**** AVAILABLE RECORDS ****
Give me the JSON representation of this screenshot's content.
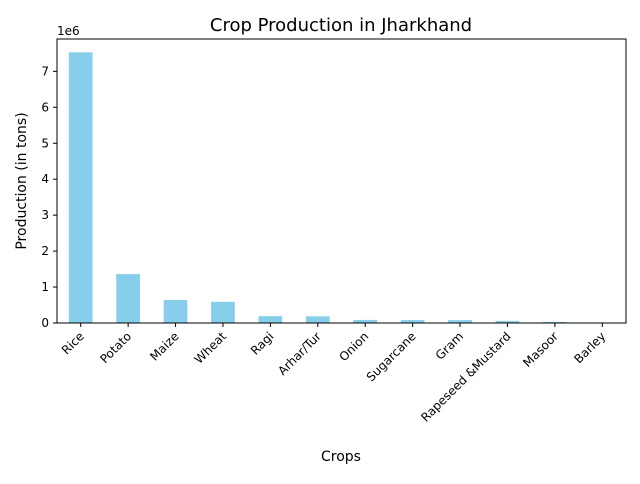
{
  "chart_data": {
    "type": "bar",
    "title": "Crop Production in Jharkhand",
    "xlabel": "Crops",
    "ylabel": "Production (in tons)",
    "y_offset_label": "1e6",
    "categories": [
      "Rice",
      "Potato",
      "Maize",
      "Wheat",
      "Ragi",
      "Arhar/Tur",
      "Onion",
      "Sugarcane",
      "Gram",
      "Rapeseed &Mustard",
      "Masoor",
      "Barley"
    ],
    "values": [
      7530000,
      1360000,
      640000,
      590000,
      190000,
      185000,
      85000,
      82000,
      80000,
      60000,
      30000,
      8000
    ],
    "ylim": [
      0,
      7900000
    ],
    "yticks": [
      0,
      1000000,
      2000000,
      3000000,
      4000000,
      5000000,
      6000000,
      7000000
    ],
    "ytick_labels": [
      "0",
      "1",
      "2",
      "3",
      "4",
      "5",
      "6",
      "7"
    ],
    "bar_color": "#87ceeb",
    "grid": false,
    "legend": "none"
  }
}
****
> [WHAT YOU WILL DO]: Restate the data above word for word. Do not include the images.

> [RESULT OF THIS TASK]:
Give me the JSON representation of this screenshot's content.
{
  "chart_data": {
    "type": "bar",
    "title": "Crop Production in Jharkhand",
    "xlabel": "Crops",
    "ylabel": "Production (in tons)",
    "y_offset_label": "1e6",
    "categories": [
      "Rice",
      "Potato",
      "Maize",
      "Wheat",
      "Ragi",
      "Arhar/Tur",
      "Onion",
      "Sugarcane",
      "Gram",
      "Rapeseed &Mustard",
      "Masoor",
      "Barley"
    ],
    "values": [
      7530000,
      1360000,
      640000,
      590000,
      190000,
      185000,
      85000,
      82000,
      80000,
      60000,
      30000,
      8000
    ],
    "ylim": [
      0,
      7900000
    ],
    "yticks": [
      0,
      1000000,
      2000000,
      3000000,
      4000000,
      5000000,
      6000000,
      7000000
    ],
    "ytick_labels": [
      "0",
      "1",
      "2",
      "3",
      "4",
      "5",
      "6",
      "7"
    ],
    "bar_color": "#87ceeb",
    "grid": false,
    "legend": "none"
  }
}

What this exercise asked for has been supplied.